Record extracts
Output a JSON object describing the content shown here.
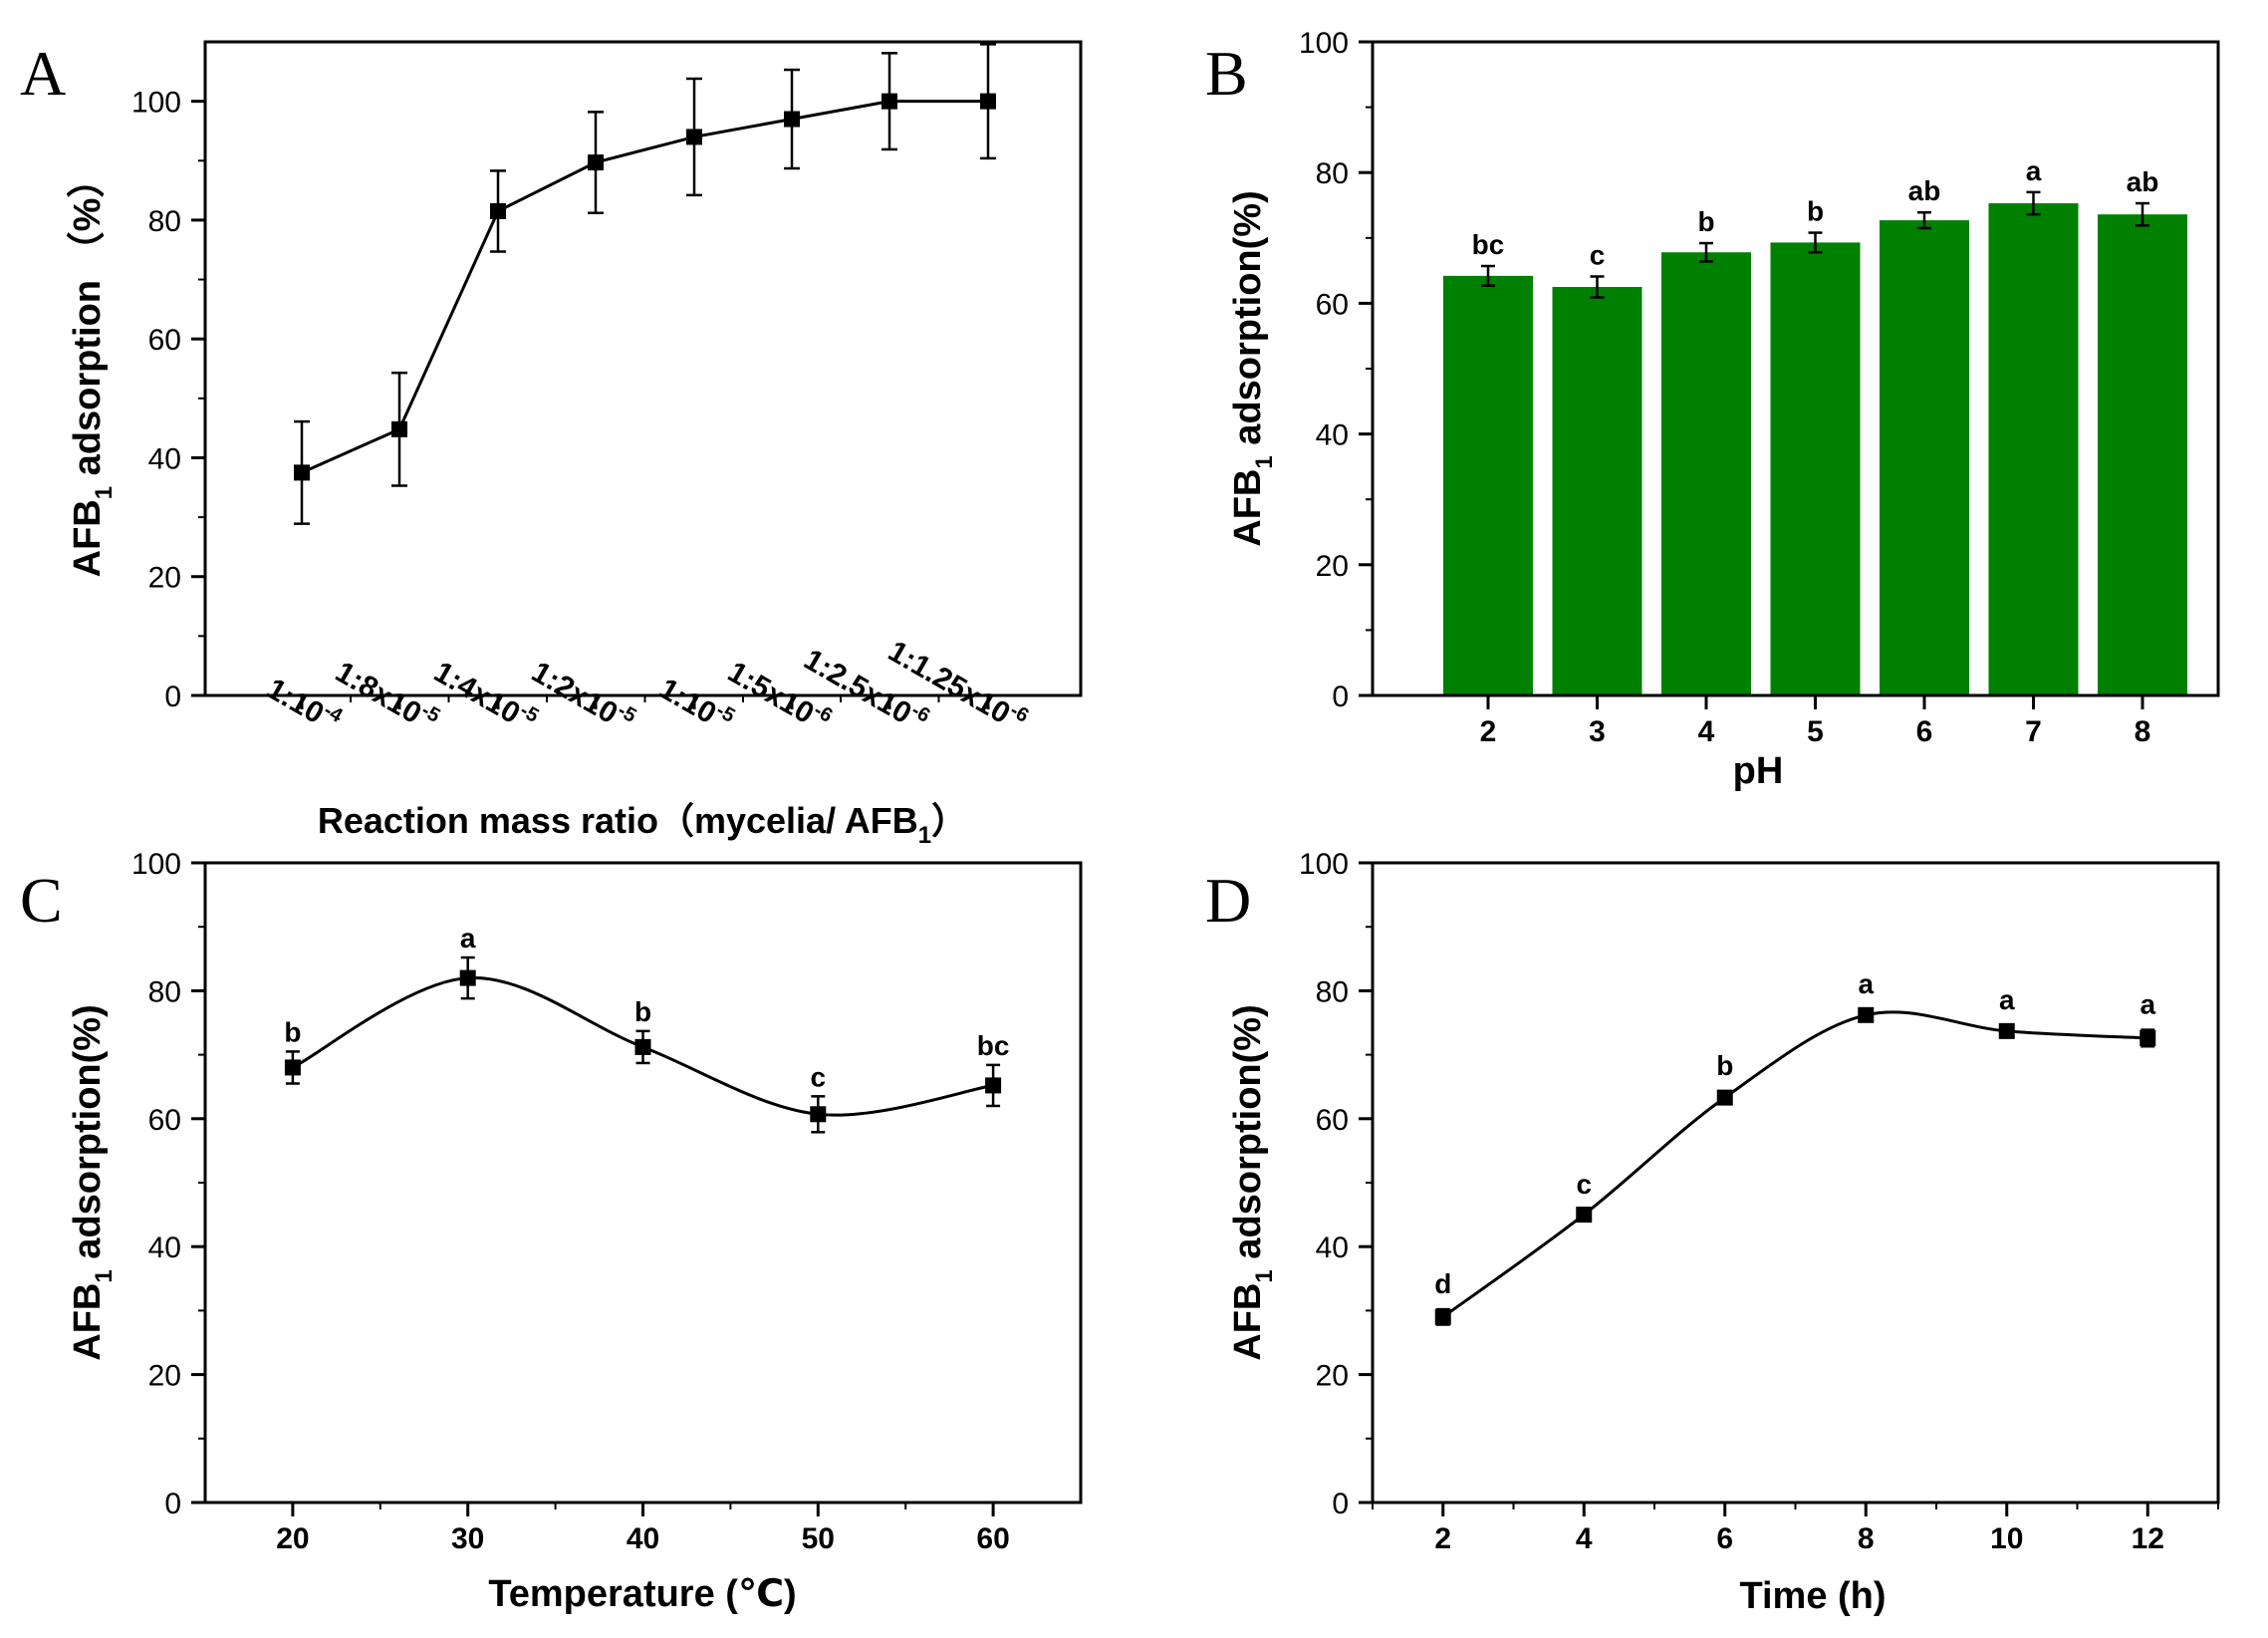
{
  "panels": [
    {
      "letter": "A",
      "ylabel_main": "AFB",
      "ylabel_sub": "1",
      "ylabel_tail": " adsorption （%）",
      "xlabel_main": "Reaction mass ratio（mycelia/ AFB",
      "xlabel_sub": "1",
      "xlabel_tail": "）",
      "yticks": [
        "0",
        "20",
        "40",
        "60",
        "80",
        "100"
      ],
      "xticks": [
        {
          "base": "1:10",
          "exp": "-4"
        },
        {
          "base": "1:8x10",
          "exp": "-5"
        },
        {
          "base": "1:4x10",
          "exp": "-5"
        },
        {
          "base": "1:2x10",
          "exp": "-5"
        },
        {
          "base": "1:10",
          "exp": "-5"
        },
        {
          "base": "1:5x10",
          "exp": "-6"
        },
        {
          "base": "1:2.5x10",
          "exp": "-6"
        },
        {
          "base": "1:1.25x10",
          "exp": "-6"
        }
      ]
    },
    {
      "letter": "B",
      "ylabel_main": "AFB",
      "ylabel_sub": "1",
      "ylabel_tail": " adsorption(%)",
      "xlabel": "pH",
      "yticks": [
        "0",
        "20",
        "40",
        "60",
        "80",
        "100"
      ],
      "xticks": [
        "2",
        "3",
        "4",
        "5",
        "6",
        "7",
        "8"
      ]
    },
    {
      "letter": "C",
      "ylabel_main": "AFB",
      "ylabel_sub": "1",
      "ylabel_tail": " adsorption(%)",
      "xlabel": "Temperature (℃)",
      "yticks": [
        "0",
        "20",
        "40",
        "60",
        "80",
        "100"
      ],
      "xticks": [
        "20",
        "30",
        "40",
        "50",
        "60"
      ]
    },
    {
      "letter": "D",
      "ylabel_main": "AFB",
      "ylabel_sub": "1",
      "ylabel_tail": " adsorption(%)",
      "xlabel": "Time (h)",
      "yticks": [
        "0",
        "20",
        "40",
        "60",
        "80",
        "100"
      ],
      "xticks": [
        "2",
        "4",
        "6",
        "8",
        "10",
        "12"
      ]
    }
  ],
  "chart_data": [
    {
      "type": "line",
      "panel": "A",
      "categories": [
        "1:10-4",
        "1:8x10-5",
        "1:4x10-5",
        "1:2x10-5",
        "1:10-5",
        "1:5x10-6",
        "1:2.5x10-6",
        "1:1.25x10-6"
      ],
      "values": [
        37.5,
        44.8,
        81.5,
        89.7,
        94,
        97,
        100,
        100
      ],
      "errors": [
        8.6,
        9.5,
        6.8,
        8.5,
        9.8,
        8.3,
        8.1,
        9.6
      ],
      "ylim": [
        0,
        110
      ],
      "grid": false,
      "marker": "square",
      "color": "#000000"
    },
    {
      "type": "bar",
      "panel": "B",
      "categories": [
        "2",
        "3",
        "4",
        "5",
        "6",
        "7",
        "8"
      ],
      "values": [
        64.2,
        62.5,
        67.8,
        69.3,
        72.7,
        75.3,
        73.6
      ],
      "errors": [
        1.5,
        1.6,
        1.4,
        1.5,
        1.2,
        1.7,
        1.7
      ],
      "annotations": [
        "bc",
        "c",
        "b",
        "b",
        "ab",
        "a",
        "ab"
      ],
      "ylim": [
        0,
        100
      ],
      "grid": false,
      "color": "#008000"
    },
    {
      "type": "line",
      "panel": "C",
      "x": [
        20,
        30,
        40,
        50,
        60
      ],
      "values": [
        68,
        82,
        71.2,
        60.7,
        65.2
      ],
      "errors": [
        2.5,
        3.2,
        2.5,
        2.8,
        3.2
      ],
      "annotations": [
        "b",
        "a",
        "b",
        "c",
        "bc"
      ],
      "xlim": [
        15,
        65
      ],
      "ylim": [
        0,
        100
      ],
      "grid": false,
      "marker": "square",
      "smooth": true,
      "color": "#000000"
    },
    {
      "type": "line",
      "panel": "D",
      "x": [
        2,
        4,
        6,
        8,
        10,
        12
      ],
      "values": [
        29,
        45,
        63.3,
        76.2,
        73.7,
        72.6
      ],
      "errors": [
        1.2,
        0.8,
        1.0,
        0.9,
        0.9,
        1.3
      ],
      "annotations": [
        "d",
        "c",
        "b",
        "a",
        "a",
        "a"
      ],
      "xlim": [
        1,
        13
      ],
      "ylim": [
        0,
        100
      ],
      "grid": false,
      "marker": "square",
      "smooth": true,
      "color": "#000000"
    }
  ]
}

What is required
Extract all the entries word for word; omit any pictures.

Full output
Output a JSON object describing the content shown here.
{
  "panels": [
    {
      "letter": "A",
      "ylabel_main": "AFB",
      "ylabel_sub": "1",
      "ylabel_tail": " adsorption （%）",
      "xlabel_main": "Reaction mass ratio（mycelia/ AFB",
      "xlabel_sub": "1",
      "xlabel_tail": "）",
      "yticks": [
        "0",
        "20",
        "40",
        "60",
        "80",
        "100"
      ],
      "xticks": [
        {
          "base": "1:10",
          "exp": "-4"
        },
        {
          "base": "1:8x10",
          "exp": "-5"
        },
        {
          "base": "1:4x10",
          "exp": "-5"
        },
        {
          "base": "1:2x10",
          "exp": "-5"
        },
        {
          "base": "1:10",
          "exp": "-5"
        },
        {
          "base": "1:5x10",
          "exp": "-6"
        },
        {
          "base": "1:2.5x10",
          "exp": "-6"
        },
        {
          "base": "1:1.25x10",
          "exp": "-6"
        }
      ]
    },
    {
      "letter": "B",
      "ylabel_main": "AFB",
      "ylabel_sub": "1",
      "ylabel_tail": " adsorption(%)",
      "xlabel": "pH",
      "yticks": [
        "0",
        "20",
        "40",
        "60",
        "80",
        "100"
      ],
      "xticks": [
        "2",
        "3",
        "4",
        "5",
        "6",
        "7",
        "8"
      ]
    },
    {
      "letter": "C",
      "ylabel_main": "AFB",
      "ylabel_sub": "1",
      "ylabel_tail": " adsorption(%)",
      "xlabel": "Temperature (℃)",
      "yticks": [
        "0",
        "20",
        "40",
        "60",
        "80",
        "100"
      ],
      "xticks": [
        "20",
        "30",
        "40",
        "50",
        "60"
      ]
    },
    {
      "letter": "D",
      "ylabel_main": "AFB",
      "ylabel_sub": "1",
      "ylabel_tail": " adsorption(%)",
      "xlabel": "Time (h)",
      "yticks": [
        "0",
        "20",
        "40",
        "60",
        "80",
        "100"
      ],
      "xticks": [
        "2",
        "4",
        "6",
        "8",
        "10",
        "12"
      ]
    }
  ],
  "chart_data": [
    {
      "type": "line",
      "panel": "A",
      "categories": [
        "1:10-4",
        "1:8x10-5",
        "1:4x10-5",
        "1:2x10-5",
        "1:10-5",
        "1:5x10-6",
        "1:2.5x10-6",
        "1:1.25x10-6"
      ],
      "values": [
        37.5,
        44.8,
        81.5,
        89.7,
        94,
        97,
        100,
        100
      ],
      "errors": [
        8.6,
        9.5,
        6.8,
        8.5,
        9.8,
        8.3,
        8.1,
        9.6
      ],
      "ylim": [
        0,
        110
      ],
      "grid": false,
      "marker": "square",
      "color": "#000000"
    },
    {
      "type": "bar",
      "panel": "B",
      "categories": [
        "2",
        "3",
        "4",
        "5",
        "6",
        "7",
        "8"
      ],
      "values": [
        64.2,
        62.5,
        67.8,
        69.3,
        72.7,
        75.3,
        73.6
      ],
      "errors": [
        1.5,
        1.6,
        1.4,
        1.5,
        1.2,
        1.7,
        1.7
      ],
      "annotations": [
        "bc",
        "c",
        "b",
        "b",
        "ab",
        "a",
        "ab"
      ],
      "ylim": [
        0,
        100
      ],
      "grid": false,
      "color": "#008000"
    },
    {
      "type": "line",
      "panel": "C",
      "x": [
        20,
        30,
        40,
        50,
        60
      ],
      "values": [
        68,
        82,
        71.2,
        60.7,
        65.2
      ],
      "errors": [
        2.5,
        3.2,
        2.5,
        2.8,
        3.2
      ],
      "annotations": [
        "b",
        "a",
        "b",
        "c",
        "bc"
      ],
      "xlim": [
        15,
        65
      ],
      "ylim": [
        0,
        100
      ],
      "grid": false,
      "marker": "square",
      "smooth": true,
      "color": "#000000"
    },
    {
      "type": "line",
      "panel": "D",
      "x": [
        2,
        4,
        6,
        8,
        10,
        12
      ],
      "values": [
        29,
        45,
        63.3,
        76.2,
        73.7,
        72.6
      ],
      "errors": [
        1.2,
        0.8,
        1.0,
        0.9,
        0.9,
        1.3
      ],
      "annotations": [
        "d",
        "c",
        "b",
        "a",
        "a",
        "a"
      ],
      "xlim": [
        1,
        13
      ],
      "ylim": [
        0,
        100
      ],
      "grid": false,
      "marker": "square",
      "smooth": true,
      "color": "#000000"
    }
  ]
}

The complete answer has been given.